**** ОТРЫВОК

Д.Е. Каратеев: Для обеспечения ранней диагностики существует два основных пути. Первый – это создание клиник раннего артрита. Во многих странах это уже сделано. У нас этот процесс тоже начался несколько лет назад, существует отдел раннего артрита у нас в институте, есть клиника раннего артрита в Санкт-Петербурге. И второй путь – это образовательные программы для врачей общей практики, этим мы тоже занимаемся.

Модератор: Мы вынуждены заканчивать. Я хотела бы еще в конце Евгению Львовичу дать слово.

Е.Л. Насонов: Давайте лучше я представлю… Николай Иванович Коршунов, профессор, один из крупнейших наших российских ревматологов, Ярославль.

********

Приведите отрывок о ранней диагностике артрита от слов «Д.Е. Каратеев: Для» до слов «мы тоже занимаемся.», заменив «образовательные программы» на «обучающие программы».

**** ФРАГМЕНТ ЛИСТИНГА

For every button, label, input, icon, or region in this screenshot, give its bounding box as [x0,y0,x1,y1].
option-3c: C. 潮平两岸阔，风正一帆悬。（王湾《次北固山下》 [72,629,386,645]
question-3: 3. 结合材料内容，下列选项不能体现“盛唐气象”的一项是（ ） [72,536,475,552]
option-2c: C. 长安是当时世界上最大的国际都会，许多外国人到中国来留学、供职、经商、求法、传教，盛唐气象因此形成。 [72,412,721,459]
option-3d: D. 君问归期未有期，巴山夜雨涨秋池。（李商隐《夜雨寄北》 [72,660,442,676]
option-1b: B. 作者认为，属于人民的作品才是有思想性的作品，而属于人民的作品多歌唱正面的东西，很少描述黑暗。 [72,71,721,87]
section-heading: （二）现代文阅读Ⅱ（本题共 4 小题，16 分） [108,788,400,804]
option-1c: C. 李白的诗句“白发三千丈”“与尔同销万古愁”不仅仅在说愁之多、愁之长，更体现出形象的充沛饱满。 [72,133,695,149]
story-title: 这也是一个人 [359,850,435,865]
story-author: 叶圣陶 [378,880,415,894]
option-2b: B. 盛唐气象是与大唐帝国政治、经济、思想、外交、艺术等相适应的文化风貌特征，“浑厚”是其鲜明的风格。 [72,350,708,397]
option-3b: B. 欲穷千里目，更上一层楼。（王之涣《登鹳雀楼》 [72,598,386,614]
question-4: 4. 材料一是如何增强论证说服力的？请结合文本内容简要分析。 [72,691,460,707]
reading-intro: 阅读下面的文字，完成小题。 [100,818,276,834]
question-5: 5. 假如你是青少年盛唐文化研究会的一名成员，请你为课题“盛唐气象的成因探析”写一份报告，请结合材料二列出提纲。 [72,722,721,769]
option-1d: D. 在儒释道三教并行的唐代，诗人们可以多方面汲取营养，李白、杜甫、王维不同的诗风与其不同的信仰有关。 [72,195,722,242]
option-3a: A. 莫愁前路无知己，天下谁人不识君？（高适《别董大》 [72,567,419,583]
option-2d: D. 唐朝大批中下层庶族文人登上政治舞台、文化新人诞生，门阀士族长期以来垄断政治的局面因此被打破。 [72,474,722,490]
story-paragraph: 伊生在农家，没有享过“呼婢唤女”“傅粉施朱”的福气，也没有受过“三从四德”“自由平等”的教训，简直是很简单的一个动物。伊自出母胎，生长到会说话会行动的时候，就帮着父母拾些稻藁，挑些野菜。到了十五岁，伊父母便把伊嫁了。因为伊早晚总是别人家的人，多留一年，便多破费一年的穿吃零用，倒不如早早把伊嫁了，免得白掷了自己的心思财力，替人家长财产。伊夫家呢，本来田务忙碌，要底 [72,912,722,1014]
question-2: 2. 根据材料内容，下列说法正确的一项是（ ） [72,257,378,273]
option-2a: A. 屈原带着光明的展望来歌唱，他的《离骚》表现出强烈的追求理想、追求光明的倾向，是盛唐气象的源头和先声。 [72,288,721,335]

********

● **РЕЗУЛЬТАТ ВЫПОЛНЕНИЯ**:
Д.Е. Каратеев: Для обеспечения ранней диагностики существует два основных пути. Первый – это создание клиник раннего артрита. Во многих странах это уже сделано. У нас этот процесс тоже начался несколько лет назад, существует отдел раннего артрита у нас в институте, есть клиника раннего артрита в Санкт-Петербурге. И второй путь – это обучающие программы для врачей общей практики, этим мы тоже занимаемся.